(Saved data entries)
========================

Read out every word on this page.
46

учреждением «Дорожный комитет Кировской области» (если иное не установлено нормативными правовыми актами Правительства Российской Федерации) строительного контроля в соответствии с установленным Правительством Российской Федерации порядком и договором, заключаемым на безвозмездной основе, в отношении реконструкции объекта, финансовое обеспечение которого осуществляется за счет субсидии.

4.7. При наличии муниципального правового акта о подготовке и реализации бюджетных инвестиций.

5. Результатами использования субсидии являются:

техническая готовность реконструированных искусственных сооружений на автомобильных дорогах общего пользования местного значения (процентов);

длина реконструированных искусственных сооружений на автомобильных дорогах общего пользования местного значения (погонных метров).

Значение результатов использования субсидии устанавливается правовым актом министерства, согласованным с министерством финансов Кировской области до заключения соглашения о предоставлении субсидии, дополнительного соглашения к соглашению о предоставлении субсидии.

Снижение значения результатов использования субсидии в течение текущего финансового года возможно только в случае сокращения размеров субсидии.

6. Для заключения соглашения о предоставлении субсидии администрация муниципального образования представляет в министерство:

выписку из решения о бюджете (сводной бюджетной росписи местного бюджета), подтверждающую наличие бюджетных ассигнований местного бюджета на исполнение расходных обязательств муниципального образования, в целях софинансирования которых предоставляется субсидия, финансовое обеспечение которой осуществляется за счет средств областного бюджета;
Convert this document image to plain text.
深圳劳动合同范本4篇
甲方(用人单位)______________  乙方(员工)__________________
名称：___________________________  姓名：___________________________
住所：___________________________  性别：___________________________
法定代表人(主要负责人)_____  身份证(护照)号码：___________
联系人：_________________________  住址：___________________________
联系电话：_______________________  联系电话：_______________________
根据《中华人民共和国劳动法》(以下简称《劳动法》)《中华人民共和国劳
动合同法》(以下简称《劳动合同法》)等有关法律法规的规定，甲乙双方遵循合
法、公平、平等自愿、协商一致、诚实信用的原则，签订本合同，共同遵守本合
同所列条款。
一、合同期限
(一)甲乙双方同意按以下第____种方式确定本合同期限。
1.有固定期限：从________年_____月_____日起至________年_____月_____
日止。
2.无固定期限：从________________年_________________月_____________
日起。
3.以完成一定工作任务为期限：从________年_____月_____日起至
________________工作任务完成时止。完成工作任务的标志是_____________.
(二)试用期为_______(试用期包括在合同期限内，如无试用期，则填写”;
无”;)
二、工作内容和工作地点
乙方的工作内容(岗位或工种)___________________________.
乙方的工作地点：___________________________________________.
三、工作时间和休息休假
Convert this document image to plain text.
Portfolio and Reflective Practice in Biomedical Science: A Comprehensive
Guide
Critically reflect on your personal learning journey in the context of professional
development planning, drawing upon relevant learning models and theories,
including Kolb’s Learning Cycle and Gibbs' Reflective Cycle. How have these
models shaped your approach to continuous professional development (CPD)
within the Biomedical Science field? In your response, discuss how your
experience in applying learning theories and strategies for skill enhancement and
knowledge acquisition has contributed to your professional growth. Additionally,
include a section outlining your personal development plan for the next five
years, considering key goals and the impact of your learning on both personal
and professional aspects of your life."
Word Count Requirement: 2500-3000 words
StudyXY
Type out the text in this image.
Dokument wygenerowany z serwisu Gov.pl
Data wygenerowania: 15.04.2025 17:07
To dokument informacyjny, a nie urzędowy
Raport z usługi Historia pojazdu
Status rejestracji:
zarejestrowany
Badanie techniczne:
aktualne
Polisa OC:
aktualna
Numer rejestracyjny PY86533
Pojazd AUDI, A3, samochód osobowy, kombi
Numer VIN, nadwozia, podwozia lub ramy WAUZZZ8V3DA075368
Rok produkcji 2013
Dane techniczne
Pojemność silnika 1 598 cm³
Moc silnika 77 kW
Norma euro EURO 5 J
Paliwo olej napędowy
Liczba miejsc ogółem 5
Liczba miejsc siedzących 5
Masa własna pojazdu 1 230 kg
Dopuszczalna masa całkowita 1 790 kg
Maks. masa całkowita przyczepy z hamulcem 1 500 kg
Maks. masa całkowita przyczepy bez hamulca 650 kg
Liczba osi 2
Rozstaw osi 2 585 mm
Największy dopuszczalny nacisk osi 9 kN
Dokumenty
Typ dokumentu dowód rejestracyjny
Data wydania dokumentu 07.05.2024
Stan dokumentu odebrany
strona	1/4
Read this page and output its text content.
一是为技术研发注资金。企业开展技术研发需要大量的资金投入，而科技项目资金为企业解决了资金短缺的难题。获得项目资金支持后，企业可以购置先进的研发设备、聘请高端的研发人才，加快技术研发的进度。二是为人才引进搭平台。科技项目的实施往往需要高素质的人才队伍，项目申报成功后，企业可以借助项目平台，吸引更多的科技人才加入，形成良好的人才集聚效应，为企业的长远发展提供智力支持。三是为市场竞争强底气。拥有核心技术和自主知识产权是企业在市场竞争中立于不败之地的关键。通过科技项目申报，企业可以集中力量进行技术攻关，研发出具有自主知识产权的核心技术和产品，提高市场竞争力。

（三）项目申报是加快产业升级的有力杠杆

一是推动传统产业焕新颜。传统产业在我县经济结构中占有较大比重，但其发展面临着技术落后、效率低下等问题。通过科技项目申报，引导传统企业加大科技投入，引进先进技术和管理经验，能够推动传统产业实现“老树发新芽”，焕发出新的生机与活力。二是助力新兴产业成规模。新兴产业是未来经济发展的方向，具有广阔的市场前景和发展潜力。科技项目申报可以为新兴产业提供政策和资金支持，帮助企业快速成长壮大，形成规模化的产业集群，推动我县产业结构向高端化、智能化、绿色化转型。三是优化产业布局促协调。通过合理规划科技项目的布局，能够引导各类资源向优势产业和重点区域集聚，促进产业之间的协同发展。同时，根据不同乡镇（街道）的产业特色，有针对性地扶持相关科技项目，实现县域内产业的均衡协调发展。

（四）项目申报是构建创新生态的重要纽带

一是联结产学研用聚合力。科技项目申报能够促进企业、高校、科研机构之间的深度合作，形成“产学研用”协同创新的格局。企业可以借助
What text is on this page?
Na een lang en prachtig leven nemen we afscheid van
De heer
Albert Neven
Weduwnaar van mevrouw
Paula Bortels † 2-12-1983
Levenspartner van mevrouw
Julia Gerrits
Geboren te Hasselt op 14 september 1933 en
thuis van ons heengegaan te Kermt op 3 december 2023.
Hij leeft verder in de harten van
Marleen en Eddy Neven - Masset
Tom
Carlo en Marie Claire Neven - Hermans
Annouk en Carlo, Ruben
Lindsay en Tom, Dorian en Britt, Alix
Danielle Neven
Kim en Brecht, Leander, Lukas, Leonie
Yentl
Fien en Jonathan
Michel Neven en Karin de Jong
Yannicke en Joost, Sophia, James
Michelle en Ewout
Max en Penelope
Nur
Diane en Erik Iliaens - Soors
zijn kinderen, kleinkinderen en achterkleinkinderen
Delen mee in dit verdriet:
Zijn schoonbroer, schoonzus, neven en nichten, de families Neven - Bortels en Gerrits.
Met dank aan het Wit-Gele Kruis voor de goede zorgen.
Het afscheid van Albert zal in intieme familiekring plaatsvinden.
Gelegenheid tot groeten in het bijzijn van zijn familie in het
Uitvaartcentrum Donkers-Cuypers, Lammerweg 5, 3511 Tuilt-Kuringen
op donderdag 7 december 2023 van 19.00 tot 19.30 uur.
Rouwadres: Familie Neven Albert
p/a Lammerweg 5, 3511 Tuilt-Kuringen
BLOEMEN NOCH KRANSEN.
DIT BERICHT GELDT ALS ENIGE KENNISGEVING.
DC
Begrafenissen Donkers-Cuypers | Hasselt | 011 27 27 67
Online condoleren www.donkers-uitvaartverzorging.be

========================

§ **Aim of the exercise**:
Each of the records should be retyped exactly.

§ **Complete output**:
Read out every word on this page.
46

учреждением «Дорожный комитет Кировской области» (если иное не установлено нормативными правовыми актами Правительства Российской Федерации) строительного контроля в соответствии с установленным Правительством Российской Федерации порядком и договором, заключаемым на безвозмездной основе, в отношении реконструкции объекта, финансовое обеспечение которого осуществляется за счет субсидии.

4.7. При наличии муниципального правового акта о подготовке и реализации бюджетных инвестиций.

5. Результатами использования субсидии являются:

техническая готовность реконструированных искусственных сооружений на автомобильных дорогах общего пользования местного значения (процентов);

длина реконструированных искусственных сооружений на автомобильных дорогах общего пользования местного значения (погонных метров).

Значение результатов использования субсидии устанавливается правовым актом министерства, согласованным с министерством финансов Кировской области до заключения соглашения о предоставлении субсидии, дополнительного соглашения к соглашению о предоставлении субсидии.

Снижение значения результатов использования субсидии в течение текущего финансового года возможно только в случае сокращения размеров субсидии.

6. Для заключения соглашения о предоставлении субсидии администрация муниципального образования представляет в министерство:

выписку из решения о бюджете (сводной бюджетной росписи местного бюджета), подтверждающую наличие бюджетных ассигнований местного бюджета на исполнение расходных обязательств муниципального образования, в целях софинансирования которых предоставляется субсидия, финансовое обеспечение которой осуществляется за счет средств областного бюджета;
Convert this document image to plain text.
深圳劳动合同范本4篇
甲方(用人单位)______________  乙方(员工)__________________
名称：___________________________  姓名：___________________________
住所：___________________________  性别：___________________________
法定代表人(主要负责人)_____  身份证(护照)号码：___________
联系人：_________________________  住址：___________________________
联系电话：_______________________  联系电话：_______________________
根据《中华人民共和国劳动法》(以下简称《劳动法》)《中华人民共和国劳
动合同法》(以下简称《劳动合同法》)等有关法律法规的规定，甲乙双方遵循合
法、公平、平等自愿、协商一致、诚实信用的原则，签订本合同，共同遵守本合
同所列条款。
一、合同期限
(一)甲乙双方同意按以下第____种方式确定本合同期限。
1.有固定期限：从________年_____月_____日起至________年_____月_____
日止。
2.无固定期限：从________________年_________________月_____________
日起。
3.以完成一定工作任务为期限：从________年_____月_____日起至
________________工作任务完成时止。完成工作任务的标志是_____________.
(二)试用期为_______(试用期包括在合同期限内，如无试用期，则填写”;
无”;)
二、工作内容和工作地点
乙方的工作内容(岗位或工种)___________________________.
乙方的工作地点：___________________________________________.
三、工作时间和休息休假
Convert this document image to plain text.
Portfolio and Reflective Practice in Biomedical Science: A Comprehensive
Guide
Critically reflect on your personal learning journey in the context of professional
development planning, drawing upon relevant learning models and theories,
including Kolb’s Learning Cycle and Gibbs' Reflective Cycle. How have these
models shaped your approach to continuous professional development (CPD)
within the Biomedical Science field? In your response, discuss how your
experience in applying learning theories and strategies for skill enhancement and
knowledge acquisition has contributed to your professional growth. Additionally,
include a section outlining your personal development plan for the next five
years, considering key goals and the impact of your learning on both personal
and professional aspects of your life."
Word Count Requirement: 2500-3000 words
StudyXY
Type out the text in this image.
Dokument wygenerowany z serwisu Gov.pl
Data wygenerowania: 15.04.2025 17:07
To dokument informacyjny, a nie urzędowy
Raport z usługi Historia pojazdu
Status rejestracji:
zarejestrowany
Badanie techniczne:
aktualne
Polisa OC:
aktualna
Numer rejestracyjny PY86533
Pojazd AUDI, A3, samochód osobowy, kombi
Numer VIN, nadwozia, podwozia lub ramy WAUZZZ8V3DA075368
Rok produkcji 2013
Dane techniczne
Pojemność silnika 1 598 cm³
Moc silnika 77 kW
Norma euro EURO 5 J
Paliwo olej napędowy
Liczba miejsc ogółem 5
Liczba miejsc siedzących 5
Masa własna pojazdu 1 230 kg
Dopuszczalna masa całkowita 1 790 kg
Maks. masa całkowita przyczepy z hamulcem 1 500 kg
Maks. masa całkowita przyczepy bez hamulca 650 kg
Liczba osi 2
Rozstaw osi 2 585 mm
Największy dopuszczalny nacisk osi 9 kN
Dokumenty
Typ dokumentu dowód rejestracyjny
Data wydania dokumentu 07.05.2024
Stan dokumentu odebrany
strona	1/4
Read this page and output its text content.
一是为技术研发注资金。企业开展技术研发需要大量的资金投入，而科技项目资金为企业解决了资金短缺的难题。获得项目资金支持后，企业可以购置先进的研发设备、聘请高端的研发人才，加快技术研发的进度。二是为人才引进搭平台。科技项目的实施往往需要高素质的人才队伍，项目申报成功后，企业可以借助项目平台，吸引更多的科技人才加入，形成良好的人才集聚效应，为企业的长远发展提供智力支持。三是为市场竞争强底气。拥有核心技术和自主知识产权是企业在市场竞争中立于不败之地的关键。通过科技项目申报，企业可以集中力量进行技术攻关，研发出具有自主知识产权的核心技术和产品，提高市场竞争力。

（三）项目申报是加快产业升级的有力杠杆

一是推动传统产业焕新颜。传统产业在我县经济结构中占有较大比重，但其发展面临着技术落后、效率低下等问题。通过科技项目申报，引导传统企业加大科技投入，引进先进技术和管理经验，能够推动传统产业实现“老树发新芽”，焕发出新的生机与活力。二是助力新兴产业成规模。新兴产业是未来经济发展的方向，具有广阔的市场前景和发展潜力。科技项目申报可以为新兴产业提供政策和资金支持，帮助企业快速成长壮大，形成规模化的产业集群，推动我县产业结构向高端化、智能化、绿色化转型。三是优化产业布局促协调。通过合理规划科技项目的布局，能够引导各类资源向优势产业和重点区域集聚，促进产业之间的协同发展。同时，根据不同乡镇（街道）的产业特色，有针对性地扶持相关科技项目，实现县域内产业的均衡协调发展。

（四）项目申报是构建创新生态的重要纽带

一是联结产学研用聚合力。科技项目申报能够促进企业、高校、科研机构之间的深度合作，形成“产学研用”协同创新的格局。企业可以借助
What text is on this page?
Na een lang en prachtig leven nemen we afscheid van
De heer
Albert Neven
Weduwnaar van mevrouw
Paula Bortels † 2-12-1983
Levenspartner van mevrouw
Julia Gerrits
Geboren te Hasselt op 14 september 1933 en
thuis van ons heengegaan te Kermt op 3 december 2023.
Hij leeft verder in de harten van
Marleen en Eddy Neven - Masset
Tom
Carlo en Marie Claire Neven - Hermans
Annouk en Carlo, Ruben
Lindsay en Tom, Dorian en Britt, Alix
Danielle Neven
Kim en Brecht, Leander, Lukas, Leonie
Yentl
Fien en Jonathan
Michel Neven en Karin de Jong
Yannicke en Joost, Sophia, James
Michelle en Ewout
Max en Penelope
Nur
Diane en Erik Iliaens - Soors
zijn kinderen, kleinkinderen en achterkleinkinderen
Delen mee in dit verdriet:
Zijn schoonbroer, schoonzus, neven en nichten, de families Neven - Bortels en Gerrits.
Met dank aan het Wit-Gele Kruis voor de goede zorgen.
Het afscheid van Albert zal in intieme familiekring plaatsvinden.
Gelegenheid tot groeten in het bijzijn van zijn familie in het
Uitvaartcentrum Donkers-Cuypers, Lammerweg 5, 3511 Tuilt-Kuringen
op donderdag 7 december 2023 van 19.00 tot 19.30 uur.
Rouwadres: Familie Neven Albert
p/a Lammerweg 5, 3511 Tuilt-Kuringen
BLOEMEN NOCH KRANSEN.
DIT BERICHT GELDT ALS ENIGE KENNISGEVING.
DC
Begrafenissen Donkers-Cuypers | Hasselt | 011 27 27 67
Online condoleren www.donkers-uitvaartverzorging.be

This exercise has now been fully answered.